For each statement, say yes or no on whether it agrees with the HIV-1 long terminal repeat article, and quote the article's deciding words. 1. The methods included flow cytometry and electromobility shift assays. 2. The article attributes changes in genetic variants to the high fidelity of reverse transcriptase. 3. The article was published on 16 May 2014.
─── DOCUMENT SECTION
Email updates

Keep up to date with the latest news and content from Virology Journal and BioMed Central.

Open Access Research

Functional properties of the HIV-1 long terminal repeat containing single-nucleotide polymorphisms in Sp site III and CCAAT/enhancer binding protein site I

Sonia Shah, Aikaterini Alexaki, Vanessa Pirrone, Satinder Dahiya, Michael R Nonnemacher and Brian Wigdahl*

Author Affiliations

Department of Microbiology and Immunology, and Center for Molecular Virology and Translational Neuroscience, Institute for Molecular Medicine and Infectious Disease, Drexel University College of Medicine, Philadelphia, Pennsylvania 19102, USA

For all author emails, please log on.

Virology Journal 2014, 11:92  doi:10.1186/1743-422X-11-92

Published: 16 May 2014

Abstract

Background

HIV-1 gene expression is driven by the long terminal repeat (LTR), which contains many binding sites shown to interact with an array of host and viral factors. Selective pressures within the host as well as the low fidelity of reverse transcriptase lead to changes in the relative prevalence of genetic variants within the HIV-1 genome, including the LTR, resulting in viral quasispecies that can be differentially regulated and can potentially establish niches within specific cell types and tissues.

Methods

Utilizing flow cytometry and electromobility shift assays, specific single-nucleotide sequence polymorphisms (SNPs) were shown to alter both the phenotype of LTR-driven transcription and reactivation. Additional studies also demonstrated differential loading of transcription factors to probes derived from the double-variant LTR as compared to probes from the wild type.
──────
─── DATA FOR REVIEW
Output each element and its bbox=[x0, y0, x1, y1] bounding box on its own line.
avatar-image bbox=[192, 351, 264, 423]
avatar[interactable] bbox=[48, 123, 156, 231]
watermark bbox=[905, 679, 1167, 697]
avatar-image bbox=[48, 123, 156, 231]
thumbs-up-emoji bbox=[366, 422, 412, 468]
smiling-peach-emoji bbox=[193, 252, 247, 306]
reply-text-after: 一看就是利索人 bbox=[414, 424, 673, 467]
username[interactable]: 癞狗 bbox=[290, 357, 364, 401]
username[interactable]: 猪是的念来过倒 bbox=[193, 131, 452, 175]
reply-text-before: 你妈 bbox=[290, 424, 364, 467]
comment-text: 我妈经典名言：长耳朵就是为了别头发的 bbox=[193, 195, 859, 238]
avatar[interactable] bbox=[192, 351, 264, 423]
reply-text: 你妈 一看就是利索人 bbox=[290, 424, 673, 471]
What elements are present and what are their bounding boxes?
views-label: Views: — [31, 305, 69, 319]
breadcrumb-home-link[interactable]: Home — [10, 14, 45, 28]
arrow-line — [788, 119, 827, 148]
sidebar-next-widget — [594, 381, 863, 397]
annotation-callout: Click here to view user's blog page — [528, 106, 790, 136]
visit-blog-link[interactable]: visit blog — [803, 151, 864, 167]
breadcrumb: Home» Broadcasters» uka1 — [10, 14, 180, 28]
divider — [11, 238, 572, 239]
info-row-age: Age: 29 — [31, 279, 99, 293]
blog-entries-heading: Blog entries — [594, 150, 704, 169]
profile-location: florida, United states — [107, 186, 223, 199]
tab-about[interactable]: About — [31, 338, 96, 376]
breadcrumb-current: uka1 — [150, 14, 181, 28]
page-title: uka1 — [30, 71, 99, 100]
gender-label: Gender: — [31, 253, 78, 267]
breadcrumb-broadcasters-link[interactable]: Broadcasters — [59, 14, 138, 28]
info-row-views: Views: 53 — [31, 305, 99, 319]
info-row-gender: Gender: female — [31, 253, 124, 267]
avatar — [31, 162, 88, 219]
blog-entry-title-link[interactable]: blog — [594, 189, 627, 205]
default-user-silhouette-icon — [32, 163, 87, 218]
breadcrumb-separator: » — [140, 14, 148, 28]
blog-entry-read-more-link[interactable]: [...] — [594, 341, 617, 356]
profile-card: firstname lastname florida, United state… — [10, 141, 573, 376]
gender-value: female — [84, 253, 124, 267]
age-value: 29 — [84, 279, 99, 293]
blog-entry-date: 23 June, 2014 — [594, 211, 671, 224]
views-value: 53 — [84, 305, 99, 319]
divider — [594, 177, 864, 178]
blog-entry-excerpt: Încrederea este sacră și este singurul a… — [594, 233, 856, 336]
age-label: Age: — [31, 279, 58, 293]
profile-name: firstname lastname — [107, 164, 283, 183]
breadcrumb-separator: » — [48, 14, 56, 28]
──────
→ **EXERCISE SOLUTION**:
1. Yes: "Utilizing flow cytometry and electromobility shift assays"
2. No: "the low fidelity of reverse transcriptase lead to changes"
3. Yes: "Published: 16 May 2014"